▶ [DATA ENTRIES]:

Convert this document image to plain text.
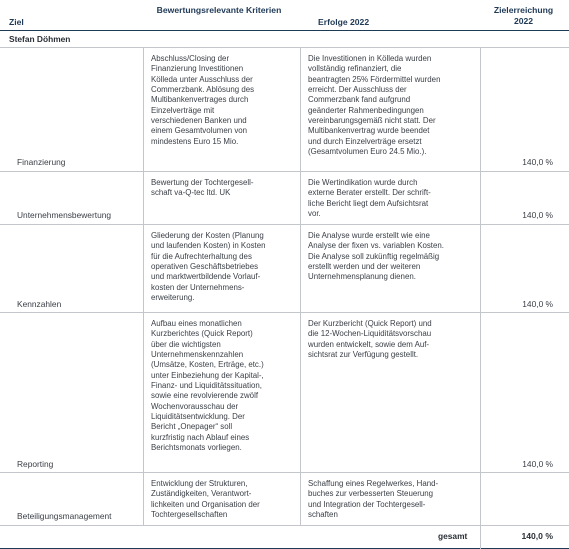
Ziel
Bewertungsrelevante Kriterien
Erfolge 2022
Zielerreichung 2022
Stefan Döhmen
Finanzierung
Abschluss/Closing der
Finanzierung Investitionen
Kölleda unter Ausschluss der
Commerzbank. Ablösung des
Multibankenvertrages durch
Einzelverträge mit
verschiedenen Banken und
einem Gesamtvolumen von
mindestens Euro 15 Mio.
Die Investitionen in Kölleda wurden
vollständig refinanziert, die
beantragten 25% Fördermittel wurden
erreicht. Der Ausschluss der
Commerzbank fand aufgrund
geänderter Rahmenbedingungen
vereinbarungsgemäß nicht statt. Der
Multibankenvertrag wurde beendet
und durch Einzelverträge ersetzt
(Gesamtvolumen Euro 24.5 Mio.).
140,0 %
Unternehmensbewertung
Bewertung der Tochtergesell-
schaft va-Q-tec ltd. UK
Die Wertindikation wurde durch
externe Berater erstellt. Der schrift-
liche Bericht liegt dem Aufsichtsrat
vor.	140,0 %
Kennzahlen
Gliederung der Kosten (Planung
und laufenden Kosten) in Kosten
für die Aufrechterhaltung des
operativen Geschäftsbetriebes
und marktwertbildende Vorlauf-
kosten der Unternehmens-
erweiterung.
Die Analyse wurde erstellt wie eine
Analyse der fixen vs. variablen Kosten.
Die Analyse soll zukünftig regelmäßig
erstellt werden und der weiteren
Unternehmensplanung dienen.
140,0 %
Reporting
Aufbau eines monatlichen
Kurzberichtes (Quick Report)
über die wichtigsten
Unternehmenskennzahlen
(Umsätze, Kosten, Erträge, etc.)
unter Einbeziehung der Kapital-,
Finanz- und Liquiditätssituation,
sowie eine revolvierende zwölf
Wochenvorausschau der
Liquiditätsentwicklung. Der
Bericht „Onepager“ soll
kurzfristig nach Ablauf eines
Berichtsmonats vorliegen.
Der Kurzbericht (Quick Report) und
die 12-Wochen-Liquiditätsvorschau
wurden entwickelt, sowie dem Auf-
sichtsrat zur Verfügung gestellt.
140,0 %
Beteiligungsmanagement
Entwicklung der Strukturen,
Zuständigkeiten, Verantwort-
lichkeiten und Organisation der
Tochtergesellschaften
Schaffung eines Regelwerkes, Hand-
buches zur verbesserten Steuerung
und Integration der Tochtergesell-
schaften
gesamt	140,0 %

==

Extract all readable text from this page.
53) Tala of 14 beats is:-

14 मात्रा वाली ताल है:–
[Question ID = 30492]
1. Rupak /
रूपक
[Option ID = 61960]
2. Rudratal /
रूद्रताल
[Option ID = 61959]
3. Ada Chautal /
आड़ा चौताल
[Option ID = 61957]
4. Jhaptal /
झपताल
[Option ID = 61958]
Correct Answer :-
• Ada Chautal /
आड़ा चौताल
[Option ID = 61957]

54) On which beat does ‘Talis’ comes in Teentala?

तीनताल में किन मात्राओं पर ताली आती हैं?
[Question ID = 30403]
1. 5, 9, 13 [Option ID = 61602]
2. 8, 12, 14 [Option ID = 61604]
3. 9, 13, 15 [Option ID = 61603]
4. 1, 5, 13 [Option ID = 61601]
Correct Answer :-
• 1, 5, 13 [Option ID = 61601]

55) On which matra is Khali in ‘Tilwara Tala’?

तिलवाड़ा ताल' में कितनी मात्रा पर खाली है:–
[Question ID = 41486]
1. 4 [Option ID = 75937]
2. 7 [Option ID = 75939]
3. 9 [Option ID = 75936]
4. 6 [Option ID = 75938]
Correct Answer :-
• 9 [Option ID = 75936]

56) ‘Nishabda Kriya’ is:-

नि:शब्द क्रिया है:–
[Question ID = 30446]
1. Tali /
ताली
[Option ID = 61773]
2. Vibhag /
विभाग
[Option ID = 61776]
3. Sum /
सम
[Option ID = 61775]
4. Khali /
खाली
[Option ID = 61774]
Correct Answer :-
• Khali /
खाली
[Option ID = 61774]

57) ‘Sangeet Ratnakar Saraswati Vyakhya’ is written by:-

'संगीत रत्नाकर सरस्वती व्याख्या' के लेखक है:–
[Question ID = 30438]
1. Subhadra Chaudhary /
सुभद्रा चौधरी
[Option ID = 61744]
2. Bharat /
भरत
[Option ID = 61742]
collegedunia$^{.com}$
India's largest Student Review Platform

▶ [PROBLEM TO SOLVE]: Make a tally of the lines in this data that include the string "durch", and answer with that tally alone.

▶ [TASK RESULT]: 3